[EXERCISE PROMPT]:
Take the data that follows and retype it word for word.

[Extracted records]
****************************************
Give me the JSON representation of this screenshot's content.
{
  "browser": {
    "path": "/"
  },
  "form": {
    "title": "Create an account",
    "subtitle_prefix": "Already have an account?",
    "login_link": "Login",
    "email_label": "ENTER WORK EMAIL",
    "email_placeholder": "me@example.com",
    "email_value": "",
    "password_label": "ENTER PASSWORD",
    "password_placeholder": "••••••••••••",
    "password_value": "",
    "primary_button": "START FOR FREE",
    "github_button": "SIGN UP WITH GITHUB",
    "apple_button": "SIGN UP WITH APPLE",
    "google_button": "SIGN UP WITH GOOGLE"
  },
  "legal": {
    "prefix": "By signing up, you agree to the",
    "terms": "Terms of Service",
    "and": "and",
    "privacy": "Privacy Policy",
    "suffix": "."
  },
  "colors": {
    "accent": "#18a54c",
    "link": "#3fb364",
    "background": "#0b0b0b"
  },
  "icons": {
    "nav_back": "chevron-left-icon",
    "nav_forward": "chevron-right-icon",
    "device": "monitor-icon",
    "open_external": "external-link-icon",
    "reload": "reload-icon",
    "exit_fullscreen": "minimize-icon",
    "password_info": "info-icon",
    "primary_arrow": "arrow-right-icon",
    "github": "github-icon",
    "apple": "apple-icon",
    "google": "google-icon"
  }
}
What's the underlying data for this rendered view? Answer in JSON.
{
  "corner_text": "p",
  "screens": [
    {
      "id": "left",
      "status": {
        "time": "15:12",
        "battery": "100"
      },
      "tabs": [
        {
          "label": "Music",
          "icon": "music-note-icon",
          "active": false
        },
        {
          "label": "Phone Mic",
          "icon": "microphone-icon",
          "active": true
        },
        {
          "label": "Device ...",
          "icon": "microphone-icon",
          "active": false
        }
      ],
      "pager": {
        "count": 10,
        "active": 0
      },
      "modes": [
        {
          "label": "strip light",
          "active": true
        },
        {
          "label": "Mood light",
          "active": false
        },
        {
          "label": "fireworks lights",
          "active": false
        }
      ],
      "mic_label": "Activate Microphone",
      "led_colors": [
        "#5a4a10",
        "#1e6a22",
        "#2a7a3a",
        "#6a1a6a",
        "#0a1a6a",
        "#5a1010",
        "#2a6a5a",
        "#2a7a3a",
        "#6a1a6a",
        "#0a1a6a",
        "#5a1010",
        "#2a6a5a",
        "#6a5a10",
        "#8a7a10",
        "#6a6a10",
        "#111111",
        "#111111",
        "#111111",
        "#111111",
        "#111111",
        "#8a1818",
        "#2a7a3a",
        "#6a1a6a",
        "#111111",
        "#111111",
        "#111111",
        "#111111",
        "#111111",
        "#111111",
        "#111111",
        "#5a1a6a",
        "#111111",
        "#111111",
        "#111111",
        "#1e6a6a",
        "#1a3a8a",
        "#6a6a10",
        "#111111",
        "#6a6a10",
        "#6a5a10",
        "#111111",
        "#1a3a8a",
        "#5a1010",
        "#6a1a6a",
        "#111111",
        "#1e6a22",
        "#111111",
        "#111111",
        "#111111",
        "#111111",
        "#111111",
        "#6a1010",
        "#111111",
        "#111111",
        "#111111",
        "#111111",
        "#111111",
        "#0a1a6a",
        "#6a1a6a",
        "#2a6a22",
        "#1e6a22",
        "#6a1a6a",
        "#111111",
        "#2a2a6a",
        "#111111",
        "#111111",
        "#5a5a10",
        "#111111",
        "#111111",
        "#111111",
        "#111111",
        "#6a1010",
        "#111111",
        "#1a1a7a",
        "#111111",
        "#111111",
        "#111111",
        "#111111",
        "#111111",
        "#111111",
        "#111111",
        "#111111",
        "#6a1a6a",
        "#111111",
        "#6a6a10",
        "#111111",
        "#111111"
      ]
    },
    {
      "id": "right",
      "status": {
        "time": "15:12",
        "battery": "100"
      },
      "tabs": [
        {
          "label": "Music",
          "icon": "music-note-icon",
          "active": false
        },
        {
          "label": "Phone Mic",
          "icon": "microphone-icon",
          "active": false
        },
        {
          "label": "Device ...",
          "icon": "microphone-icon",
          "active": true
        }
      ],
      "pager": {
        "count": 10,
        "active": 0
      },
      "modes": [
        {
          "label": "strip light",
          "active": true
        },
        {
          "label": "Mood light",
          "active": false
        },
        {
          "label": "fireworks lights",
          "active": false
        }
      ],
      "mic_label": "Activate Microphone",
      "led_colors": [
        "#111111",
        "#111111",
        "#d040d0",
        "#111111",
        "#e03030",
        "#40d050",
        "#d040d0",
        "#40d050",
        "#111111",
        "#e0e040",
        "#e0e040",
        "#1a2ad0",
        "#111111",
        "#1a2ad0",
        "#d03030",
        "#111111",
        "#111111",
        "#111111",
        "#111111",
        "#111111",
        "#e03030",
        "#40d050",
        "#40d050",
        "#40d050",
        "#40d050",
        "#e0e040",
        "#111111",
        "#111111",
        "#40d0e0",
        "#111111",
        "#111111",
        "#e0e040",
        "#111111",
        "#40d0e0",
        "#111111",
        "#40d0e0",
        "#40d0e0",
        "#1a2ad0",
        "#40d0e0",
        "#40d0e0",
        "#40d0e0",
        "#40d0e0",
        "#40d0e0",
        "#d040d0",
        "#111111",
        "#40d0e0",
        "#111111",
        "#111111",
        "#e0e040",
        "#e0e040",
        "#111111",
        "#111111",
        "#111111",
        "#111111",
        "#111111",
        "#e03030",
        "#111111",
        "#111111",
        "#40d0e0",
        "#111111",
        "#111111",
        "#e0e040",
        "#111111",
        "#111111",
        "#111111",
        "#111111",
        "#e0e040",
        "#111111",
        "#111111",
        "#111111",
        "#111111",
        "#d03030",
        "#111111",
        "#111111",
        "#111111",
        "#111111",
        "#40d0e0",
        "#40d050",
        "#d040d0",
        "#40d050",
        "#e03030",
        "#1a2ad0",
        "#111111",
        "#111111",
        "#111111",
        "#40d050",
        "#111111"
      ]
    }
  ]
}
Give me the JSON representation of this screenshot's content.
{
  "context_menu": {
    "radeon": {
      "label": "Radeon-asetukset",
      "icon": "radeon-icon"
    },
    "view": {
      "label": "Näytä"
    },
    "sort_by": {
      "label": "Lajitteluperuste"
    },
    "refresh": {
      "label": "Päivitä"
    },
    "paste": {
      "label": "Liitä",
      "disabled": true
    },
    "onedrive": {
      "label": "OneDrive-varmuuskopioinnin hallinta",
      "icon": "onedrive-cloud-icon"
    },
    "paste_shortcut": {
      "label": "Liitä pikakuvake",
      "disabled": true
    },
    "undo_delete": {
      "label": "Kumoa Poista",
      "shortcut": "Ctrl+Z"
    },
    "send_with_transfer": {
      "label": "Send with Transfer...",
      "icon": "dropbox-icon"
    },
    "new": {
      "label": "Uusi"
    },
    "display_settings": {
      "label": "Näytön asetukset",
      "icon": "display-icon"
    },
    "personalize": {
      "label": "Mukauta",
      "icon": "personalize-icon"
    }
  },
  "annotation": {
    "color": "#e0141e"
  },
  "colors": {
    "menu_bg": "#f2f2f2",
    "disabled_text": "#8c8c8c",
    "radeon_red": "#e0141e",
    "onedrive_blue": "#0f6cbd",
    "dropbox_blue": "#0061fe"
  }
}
****************************************
[THE COMPLETED TASK]:
Give me the JSON representation of this screenshot's content.
{
  "browser": {
    "path": "/"
  },
  "form": {
    "title": "Create an account",
    "subtitle_prefix": "Already have an account?",
    "login_link": "Login",
    "email_label": "ENTER WORK EMAIL",
    "email_placeholder": "me@example.com",
    "email_value": "",
    "password_label": "ENTER PASSWORD",
    "password_placeholder": "••••••••••••",
    "password_value": "",
    "primary_button": "START FOR FREE",
    "github_button": "SIGN UP WITH GITHUB",
    "apple_button": "SIGN UP WITH APPLE",
    "google_button": "SIGN UP WITH GOOGLE"
  },
  "legal": {
    "prefix": "By signing up, you agree to the",
    "terms": "Terms of Service",
    "and": "and",
    "privacy": "Privacy Policy",
    "suffix": "."
  },
  "colors": {
    "accent": "#18a54c",
    "link": "#3fb364",
    "background": "#0b0b0b"
  },
  "icons": {
    "nav_back": "chevron-left-icon",
    "nav_forward": "chevron-right-icon",
    "device": "monitor-icon",
    "open_external": "external-link-icon",
    "reload": "reload-icon",
    "exit_fullscreen": "minimize-icon",
    "password_info": "info-icon",
    "primary_arrow": "arrow-right-icon",
    "github": "github-icon",
    "apple": "apple-icon",
    "google": "google-icon"
  }
}
What's the underlying data for this rendered view? Answer in JSON.
{
  "corner_text": "p",
  "screens": [
    {
      "id": "left",
      "status": {
        "time": "15:12",
        "battery": "100"
      },
      "tabs": [
        {
          "label": "Music",
          "icon": "music-note-icon",
          "active": false
        },
        {
          "label": "Phone Mic",
          "icon": "microphone-icon",
          "active": true
        },
        {
          "label": "Device ...",
          "icon": "microphone-icon",
          "active": false
        }
      ],
      "pager": {
        "count": 10,
        "active": 0
      },
      "modes": [
        {
          "label": "strip light",
          "active": true
        },
        {
          "label": "Mood light",
          "active": false
        },
        {
          "label": "fireworks lights",
          "active": false
        }
      ],
      "mic_label": "Activate Microphone",
      "led_colors": [
        "#5a4a10",
        "#1e6a22",
        "#2a7a3a",
        "#6a1a6a",
        "#0a1a6a",
        "#5a1010",
        "#2a6a5a",
        "#2a7a3a",
        "#6a1a6a",
        "#0a1a6a",
        "#5a1010",
        "#2a6a5a",
        "#6a5a10",
        "#8a7a10",
        "#6a6a10",
        "#111111",
        "#111111",
        "#111111",
        "#111111",
        "#111111",
        "#8a1818",
        "#2a7a3a",
        "#6a1a6a",
        "#111111",
        "#111111",
        "#111111",
        "#111111",
        "#111111",
        "#111111",
        "#111111",
        "#5a1a6a",
        "#111111",
        "#111111",
        "#111111",
        "#1e6a6a",
        "#1a3a8a",
        "#6a6a10",
        "#111111",
        "#6a6a10",
        "#6a5a10",
        "#111111",
        "#1a3a8a",
        "#5a1010",
        "#6a1a6a",
        "#111111",
        "#1e6a22",
        "#111111",
        "#111111",
        "#111111",
        "#111111",
        "#111111",
        "#6a1010",
        "#111111",
        "#111111",
        "#111111",
        "#111111",
        "#111111",
        "#0a1a6a",
        "#6a1a6a",
        "#2a6a22",
        "#1e6a22",
        "#6a1a6a",
        "#111111",
        "#2a2a6a",
        "#111111",
        "#111111",
        "#5a5a10",
        "#111111",
        "#111111",
        "#111111",
        "#111111",
        "#6a1010",
        "#111111",
        "#1a1a7a",
        "#111111",
        "#111111",
        "#111111",
        "#111111",
        "#111111",
        "#111111",
        "#111111",
        "#111111",
        "#6a1a6a",
        "#111111",
        "#6a6a10",
        "#111111",
        "#111111"
      ]
    },
    {
      "id": "right",
      "status": {
        "time": "15:12",
        "battery": "100"
      },
      "tabs": [
        {
          "label": "Music",
          "icon": "music-note-icon",
          "active": false
        },
        {
          "label": "Phone Mic",
          "icon": "microphone-icon",
          "active": false
        },
        {
          "label": "Device ...",
          "icon": "microphone-icon",
          "active": true
        }
      ],
      "pager": {
        "count": 10,
        "active": 0
      },
      "modes": [
        {
          "label": "strip light",
          "active": true
        },
        {
          "label": "Mood light",
          "active": false
        },
        {
          "label": "fireworks lights",
          "active": false
        }
      ],
      "mic_label": "Activate Microphone",
      "led_colors": [
        "#111111",
        "#111111",
        "#d040d0",
        "#111111",
        "#e03030",
        "#40d050",
        "#d040d0",
        "#40d050",
        "#111111",
        "#e0e040",
        "#e0e040",
        "#1a2ad0",
        "#111111",
        "#1a2ad0",
        "#d03030",
        "#111111",
        "#111111",
        "#111111",
        "#111111",
        "#111111",
        "#e03030",
        "#40d050",
        "#40d050",
        "#40d050",
        "#40d050",
        "#e0e040",
        "#111111",
        "#111111",
        "#40d0e0",
        "#111111",
        "#111111",
        "#e0e040",
        "#111111",
        "#40d0e0",
        "#111111",
        "#40d0e0",
        "#40d0e0",
        "#1a2ad0",
        "#40d0e0",
        "#40d0e0",
        "#40d0e0",
        "#40d0e0",
        "#40d0e0",
        "#d040d0",
        "#111111",
        "#40d0e0",
        "#111111",
        "#111111",
        "#e0e040",
        "#e0e040",
        "#111111",
        "#111111",
        "#111111",
        "#111111",
        "#111111",
        "#e03030",
        "#111111",
        "#111111",
        "#40d0e0",
        "#111111",
        "#111111",
        "#e0e040",
        "#111111",
        "#111111",
        "#111111",
        "#111111",
        "#e0e040",
        "#111111",
        "#111111",
        "#111111",
        "#111111",
        "#d03030",
        "#111111",
        "#111111",
        "#111111",
        "#111111",
        "#40d0e0",
        "#40d050",
        "#d040d0",
        "#40d050",
        "#e03030",
        "#1a2ad0",
        "#111111",
        "#111111",
        "#111111",
        "#40d050",
        "#111111"
      ]
    }
  ]
}
Give me the JSON representation of this screenshot's content.
{
  "context_menu": {
    "radeon": {
      "label": "Radeon-asetukset",
      "icon": "radeon-icon"
    },
    "view": {
      "label": "Näytä"
    },
    "sort_by": {
      "label": "Lajitteluperuste"
    },
    "refresh": {
      "label": "Päivitä"
    },
    "paste": {
      "label": "Liitä",
      "disabled": true
    },
    "onedrive": {
      "label": "OneDrive-varmuuskopioinnin hallinta",
      "icon": "onedrive-cloud-icon"
    },
    "paste_shortcut": {
      "label": "Liitä pikakuvake",
      "disabled": true
    },
    "undo_delete": {
      "label": "Kumoa Poista",
      "shortcut": "Ctrl+Z"
    },
    "send_with_transfer": {
      "label": "Send with Transfer...",
      "icon": "dropbox-icon"
    },
    "new": {
      "label": "Uusi"
    },
    "display_settings": {
      "label": "Näytön asetukset",
      "icon": "display-icon"
    },
    "personalize": {
      "label": "Mukauta",
      "icon": "personalize-icon"
    }
  },
  "annotation": {
    "color": "#e0141e"
  },
  "colors": {
    "menu_bg": "#f2f2f2",
    "disabled_text": "#8c8c8c",
    "radeon_red": "#e0141e",
    "onedrive_blue": "#0f6cbd",
    "dropbox_blue": "#0061fe"
  }
}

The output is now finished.